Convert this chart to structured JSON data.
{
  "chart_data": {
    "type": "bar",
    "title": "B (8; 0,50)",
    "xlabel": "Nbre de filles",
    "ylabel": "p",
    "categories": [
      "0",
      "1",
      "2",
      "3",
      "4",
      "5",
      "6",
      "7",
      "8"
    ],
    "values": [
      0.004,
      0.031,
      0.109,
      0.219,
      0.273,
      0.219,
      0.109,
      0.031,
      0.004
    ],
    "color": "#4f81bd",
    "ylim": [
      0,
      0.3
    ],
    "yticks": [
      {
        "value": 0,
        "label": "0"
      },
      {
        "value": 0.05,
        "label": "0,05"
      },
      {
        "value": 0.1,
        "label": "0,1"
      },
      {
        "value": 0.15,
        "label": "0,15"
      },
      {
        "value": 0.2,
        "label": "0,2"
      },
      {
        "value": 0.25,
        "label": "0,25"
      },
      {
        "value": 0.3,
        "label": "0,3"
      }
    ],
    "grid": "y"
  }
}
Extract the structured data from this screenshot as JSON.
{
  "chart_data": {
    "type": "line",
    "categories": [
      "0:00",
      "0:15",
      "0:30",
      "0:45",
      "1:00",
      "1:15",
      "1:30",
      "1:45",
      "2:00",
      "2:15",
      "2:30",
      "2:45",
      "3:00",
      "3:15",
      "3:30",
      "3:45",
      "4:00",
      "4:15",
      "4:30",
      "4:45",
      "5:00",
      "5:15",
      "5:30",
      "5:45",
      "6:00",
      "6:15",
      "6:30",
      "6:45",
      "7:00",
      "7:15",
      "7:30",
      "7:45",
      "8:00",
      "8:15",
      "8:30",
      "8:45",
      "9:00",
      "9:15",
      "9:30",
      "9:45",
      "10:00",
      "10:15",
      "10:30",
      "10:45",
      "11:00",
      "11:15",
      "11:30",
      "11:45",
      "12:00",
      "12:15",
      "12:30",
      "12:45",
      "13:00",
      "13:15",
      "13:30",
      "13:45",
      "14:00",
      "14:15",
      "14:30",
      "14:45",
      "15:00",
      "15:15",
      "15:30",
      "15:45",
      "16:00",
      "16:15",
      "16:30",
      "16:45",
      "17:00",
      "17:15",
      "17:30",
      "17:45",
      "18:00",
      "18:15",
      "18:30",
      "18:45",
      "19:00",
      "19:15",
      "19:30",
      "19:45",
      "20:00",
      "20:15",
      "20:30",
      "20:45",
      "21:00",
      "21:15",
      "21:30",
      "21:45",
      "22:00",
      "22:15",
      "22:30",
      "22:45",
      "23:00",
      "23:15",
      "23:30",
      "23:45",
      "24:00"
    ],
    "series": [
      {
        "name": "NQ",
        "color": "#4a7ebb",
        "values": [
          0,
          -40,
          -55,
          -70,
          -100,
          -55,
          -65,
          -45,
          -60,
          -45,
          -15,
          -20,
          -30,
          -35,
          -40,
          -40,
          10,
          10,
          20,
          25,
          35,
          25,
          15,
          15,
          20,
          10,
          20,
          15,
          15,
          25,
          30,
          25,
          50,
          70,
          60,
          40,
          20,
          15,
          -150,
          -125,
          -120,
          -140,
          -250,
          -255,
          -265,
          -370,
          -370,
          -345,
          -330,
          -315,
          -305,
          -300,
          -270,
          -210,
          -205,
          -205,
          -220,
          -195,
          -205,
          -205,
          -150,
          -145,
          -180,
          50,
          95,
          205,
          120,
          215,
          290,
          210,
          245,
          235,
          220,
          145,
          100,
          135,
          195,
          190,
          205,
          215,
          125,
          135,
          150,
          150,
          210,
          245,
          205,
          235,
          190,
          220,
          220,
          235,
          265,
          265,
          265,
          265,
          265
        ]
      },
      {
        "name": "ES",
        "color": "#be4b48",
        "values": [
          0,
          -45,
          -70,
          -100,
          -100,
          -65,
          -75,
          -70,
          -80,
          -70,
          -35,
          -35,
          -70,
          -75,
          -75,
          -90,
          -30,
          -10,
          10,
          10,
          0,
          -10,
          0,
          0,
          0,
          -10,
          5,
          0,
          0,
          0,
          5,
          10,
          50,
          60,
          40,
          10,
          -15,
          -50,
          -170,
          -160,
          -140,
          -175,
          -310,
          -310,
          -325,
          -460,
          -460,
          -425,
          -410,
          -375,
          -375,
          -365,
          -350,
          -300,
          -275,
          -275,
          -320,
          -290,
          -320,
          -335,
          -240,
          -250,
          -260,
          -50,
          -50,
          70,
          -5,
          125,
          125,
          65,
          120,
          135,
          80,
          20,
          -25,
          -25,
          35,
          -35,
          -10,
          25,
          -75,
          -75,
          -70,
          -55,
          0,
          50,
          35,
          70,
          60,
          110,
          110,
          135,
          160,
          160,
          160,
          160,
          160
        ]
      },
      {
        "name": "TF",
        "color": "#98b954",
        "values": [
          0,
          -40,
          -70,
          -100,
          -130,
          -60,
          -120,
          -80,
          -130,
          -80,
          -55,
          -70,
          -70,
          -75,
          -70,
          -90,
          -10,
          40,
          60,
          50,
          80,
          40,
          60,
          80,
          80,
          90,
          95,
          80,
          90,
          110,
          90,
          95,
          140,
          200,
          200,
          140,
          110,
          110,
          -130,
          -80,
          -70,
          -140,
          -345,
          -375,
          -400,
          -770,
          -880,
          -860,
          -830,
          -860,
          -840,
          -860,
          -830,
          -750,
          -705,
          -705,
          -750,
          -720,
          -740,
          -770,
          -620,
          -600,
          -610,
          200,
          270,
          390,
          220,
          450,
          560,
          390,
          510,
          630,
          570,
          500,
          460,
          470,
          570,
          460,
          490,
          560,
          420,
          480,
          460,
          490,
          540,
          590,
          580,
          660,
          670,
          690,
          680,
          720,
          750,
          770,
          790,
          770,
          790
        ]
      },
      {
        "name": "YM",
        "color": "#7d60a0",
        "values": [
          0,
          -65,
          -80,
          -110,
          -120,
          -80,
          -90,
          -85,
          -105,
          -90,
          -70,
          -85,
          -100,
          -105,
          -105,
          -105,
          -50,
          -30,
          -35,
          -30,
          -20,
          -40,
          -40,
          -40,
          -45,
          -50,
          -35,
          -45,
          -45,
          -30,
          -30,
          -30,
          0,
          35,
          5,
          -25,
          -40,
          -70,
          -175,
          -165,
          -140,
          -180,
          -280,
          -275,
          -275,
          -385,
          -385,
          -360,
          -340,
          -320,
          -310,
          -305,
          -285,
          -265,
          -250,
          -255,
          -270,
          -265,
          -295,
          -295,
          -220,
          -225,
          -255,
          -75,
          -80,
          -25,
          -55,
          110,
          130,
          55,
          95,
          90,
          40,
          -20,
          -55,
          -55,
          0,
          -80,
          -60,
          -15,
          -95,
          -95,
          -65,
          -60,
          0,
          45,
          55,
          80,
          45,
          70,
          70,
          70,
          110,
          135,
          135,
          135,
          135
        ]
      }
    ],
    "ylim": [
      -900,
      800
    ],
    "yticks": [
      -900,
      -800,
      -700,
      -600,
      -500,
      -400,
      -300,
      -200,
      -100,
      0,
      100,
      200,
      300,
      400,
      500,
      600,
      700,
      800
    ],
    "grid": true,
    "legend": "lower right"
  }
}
========
From the data above, show each line that contains "color".

EXERCISE ANSWER →
    "color": "#4f81bd",
        "color": "#4a7ebb",
        "color": "#be4b48",
        "color": "#98b954",
        "color": "#7d60a0",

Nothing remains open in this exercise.